THE PROBLEM: Find each line containing the string "filled". Copy it.

DATA FOR THE TASK:
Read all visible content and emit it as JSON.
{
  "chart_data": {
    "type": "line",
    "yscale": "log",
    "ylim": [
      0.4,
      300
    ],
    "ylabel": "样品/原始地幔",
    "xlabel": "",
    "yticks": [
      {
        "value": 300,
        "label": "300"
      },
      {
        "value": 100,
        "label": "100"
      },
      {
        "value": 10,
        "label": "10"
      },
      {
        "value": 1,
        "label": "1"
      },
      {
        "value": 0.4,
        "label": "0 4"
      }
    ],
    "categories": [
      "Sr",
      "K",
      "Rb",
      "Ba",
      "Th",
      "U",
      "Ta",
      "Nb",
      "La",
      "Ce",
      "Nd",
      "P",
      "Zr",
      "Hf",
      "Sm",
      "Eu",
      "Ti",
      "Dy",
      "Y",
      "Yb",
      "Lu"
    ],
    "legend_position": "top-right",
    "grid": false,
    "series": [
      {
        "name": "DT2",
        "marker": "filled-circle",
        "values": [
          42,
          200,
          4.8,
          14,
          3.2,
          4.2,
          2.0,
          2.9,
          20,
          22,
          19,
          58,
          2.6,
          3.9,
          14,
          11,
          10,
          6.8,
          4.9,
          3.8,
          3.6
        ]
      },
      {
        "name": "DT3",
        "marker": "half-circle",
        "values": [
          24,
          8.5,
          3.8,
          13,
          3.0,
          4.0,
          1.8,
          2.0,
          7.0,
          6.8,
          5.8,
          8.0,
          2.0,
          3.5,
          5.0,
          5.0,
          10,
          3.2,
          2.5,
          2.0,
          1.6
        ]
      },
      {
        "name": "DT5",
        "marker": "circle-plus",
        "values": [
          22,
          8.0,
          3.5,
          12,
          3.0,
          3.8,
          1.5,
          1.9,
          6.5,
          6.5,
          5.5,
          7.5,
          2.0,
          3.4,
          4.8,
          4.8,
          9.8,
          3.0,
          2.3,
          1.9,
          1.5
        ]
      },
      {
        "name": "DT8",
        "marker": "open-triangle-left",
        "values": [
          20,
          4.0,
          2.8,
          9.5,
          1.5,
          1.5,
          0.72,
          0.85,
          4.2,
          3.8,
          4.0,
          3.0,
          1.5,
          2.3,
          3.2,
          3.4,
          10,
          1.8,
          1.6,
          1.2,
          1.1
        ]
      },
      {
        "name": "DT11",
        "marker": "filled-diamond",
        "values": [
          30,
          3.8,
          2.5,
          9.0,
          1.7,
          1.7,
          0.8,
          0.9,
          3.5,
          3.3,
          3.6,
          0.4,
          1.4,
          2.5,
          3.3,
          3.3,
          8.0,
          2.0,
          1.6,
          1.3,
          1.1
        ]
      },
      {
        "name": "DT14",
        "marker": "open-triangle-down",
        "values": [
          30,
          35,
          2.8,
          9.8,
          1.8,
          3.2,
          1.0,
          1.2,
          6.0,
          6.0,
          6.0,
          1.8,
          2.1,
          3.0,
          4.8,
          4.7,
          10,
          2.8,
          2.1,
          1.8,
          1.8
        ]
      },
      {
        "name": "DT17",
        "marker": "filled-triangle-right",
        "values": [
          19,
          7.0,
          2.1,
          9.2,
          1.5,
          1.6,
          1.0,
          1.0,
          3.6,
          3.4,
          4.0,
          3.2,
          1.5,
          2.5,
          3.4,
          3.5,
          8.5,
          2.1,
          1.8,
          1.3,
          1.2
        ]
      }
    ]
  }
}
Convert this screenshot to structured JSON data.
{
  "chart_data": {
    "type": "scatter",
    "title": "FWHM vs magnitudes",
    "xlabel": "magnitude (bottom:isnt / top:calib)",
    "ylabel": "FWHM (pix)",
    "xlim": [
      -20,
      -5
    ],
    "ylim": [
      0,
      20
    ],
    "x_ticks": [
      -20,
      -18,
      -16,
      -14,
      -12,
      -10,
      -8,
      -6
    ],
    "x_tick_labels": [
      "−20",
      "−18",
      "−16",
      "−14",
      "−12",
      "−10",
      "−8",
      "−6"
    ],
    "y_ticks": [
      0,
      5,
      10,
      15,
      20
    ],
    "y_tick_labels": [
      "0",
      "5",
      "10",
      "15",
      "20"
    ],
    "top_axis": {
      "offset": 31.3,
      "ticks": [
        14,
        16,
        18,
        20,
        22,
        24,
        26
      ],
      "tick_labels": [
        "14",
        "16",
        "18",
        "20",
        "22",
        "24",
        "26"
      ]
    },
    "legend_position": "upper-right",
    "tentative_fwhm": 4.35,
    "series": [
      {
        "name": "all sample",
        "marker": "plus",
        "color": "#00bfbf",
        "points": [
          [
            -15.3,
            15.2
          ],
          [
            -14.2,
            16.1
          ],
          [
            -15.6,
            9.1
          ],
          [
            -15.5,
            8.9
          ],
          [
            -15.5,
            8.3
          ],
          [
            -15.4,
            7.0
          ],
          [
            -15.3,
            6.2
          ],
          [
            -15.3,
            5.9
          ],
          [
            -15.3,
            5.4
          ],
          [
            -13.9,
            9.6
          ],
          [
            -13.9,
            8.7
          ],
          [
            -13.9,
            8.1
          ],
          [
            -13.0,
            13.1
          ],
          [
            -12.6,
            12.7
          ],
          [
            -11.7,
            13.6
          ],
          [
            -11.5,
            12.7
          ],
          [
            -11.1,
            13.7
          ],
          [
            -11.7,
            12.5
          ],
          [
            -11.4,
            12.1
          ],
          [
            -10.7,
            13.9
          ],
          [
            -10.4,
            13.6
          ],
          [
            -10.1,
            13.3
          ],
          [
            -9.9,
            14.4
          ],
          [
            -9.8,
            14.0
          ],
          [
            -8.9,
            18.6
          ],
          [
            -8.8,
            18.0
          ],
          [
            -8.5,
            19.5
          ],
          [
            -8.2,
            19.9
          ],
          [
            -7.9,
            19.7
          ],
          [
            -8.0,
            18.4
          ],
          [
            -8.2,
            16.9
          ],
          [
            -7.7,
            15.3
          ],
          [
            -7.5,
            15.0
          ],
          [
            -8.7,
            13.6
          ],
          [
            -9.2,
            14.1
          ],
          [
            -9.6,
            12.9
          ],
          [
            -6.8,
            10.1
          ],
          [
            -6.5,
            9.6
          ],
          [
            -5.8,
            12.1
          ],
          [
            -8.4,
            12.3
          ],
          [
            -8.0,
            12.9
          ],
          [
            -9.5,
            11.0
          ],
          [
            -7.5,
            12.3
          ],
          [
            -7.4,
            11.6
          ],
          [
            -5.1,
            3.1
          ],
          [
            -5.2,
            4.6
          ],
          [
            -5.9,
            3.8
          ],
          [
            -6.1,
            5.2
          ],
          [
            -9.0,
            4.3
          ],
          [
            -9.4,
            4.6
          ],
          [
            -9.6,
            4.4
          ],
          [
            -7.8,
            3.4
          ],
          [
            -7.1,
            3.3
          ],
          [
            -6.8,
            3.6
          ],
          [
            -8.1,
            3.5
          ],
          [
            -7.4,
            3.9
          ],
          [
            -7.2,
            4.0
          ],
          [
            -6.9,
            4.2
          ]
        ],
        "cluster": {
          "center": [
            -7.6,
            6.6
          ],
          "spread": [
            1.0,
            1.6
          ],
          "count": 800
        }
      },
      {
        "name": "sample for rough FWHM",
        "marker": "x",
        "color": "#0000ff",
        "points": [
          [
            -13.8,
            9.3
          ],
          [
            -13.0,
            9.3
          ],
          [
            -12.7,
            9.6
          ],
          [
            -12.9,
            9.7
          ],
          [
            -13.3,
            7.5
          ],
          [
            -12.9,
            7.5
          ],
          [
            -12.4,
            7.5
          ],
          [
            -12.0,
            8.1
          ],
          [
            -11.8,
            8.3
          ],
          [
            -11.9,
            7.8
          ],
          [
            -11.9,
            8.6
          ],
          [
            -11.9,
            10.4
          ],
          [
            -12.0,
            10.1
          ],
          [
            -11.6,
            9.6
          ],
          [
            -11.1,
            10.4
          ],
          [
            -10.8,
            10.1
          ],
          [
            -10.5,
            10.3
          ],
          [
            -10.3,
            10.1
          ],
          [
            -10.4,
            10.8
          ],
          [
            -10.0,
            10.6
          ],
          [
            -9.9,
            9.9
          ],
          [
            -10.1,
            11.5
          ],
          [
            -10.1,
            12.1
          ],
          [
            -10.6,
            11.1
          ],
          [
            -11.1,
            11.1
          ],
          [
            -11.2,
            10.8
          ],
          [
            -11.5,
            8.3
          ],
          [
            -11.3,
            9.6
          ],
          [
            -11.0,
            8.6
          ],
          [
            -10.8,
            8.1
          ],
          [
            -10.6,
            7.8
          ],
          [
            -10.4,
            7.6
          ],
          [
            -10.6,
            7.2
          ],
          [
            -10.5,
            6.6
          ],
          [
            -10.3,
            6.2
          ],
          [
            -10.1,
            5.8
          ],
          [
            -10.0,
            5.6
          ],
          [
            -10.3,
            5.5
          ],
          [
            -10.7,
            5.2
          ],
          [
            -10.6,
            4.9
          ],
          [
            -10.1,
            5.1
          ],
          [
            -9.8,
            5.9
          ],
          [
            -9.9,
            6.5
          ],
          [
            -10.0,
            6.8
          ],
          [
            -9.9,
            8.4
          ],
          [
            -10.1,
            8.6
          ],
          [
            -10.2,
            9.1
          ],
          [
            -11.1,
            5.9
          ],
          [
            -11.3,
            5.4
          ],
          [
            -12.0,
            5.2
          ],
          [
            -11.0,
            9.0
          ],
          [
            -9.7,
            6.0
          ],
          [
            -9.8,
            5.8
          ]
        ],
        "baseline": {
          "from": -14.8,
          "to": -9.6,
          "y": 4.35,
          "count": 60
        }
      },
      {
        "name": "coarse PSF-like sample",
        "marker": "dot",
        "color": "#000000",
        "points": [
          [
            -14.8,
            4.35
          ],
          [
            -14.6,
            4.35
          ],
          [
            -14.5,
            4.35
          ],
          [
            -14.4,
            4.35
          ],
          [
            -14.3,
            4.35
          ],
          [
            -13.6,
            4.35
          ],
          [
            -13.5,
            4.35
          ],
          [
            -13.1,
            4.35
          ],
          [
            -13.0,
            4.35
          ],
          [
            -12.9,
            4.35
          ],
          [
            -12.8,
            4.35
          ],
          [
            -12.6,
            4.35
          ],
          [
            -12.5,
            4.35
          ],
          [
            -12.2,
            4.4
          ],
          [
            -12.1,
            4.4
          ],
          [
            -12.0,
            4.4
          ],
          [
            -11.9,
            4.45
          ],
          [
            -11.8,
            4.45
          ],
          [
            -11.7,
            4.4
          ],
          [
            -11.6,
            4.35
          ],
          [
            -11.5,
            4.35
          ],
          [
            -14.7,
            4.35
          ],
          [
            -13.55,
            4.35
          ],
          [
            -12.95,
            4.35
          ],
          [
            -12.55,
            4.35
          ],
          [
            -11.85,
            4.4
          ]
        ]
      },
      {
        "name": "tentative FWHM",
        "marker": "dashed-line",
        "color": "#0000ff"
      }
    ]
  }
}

WRITTEN ANSWER:
        "marker": "filled-circle",
        "marker": "filled-diamond",
        "marker": "filled-triangle-right",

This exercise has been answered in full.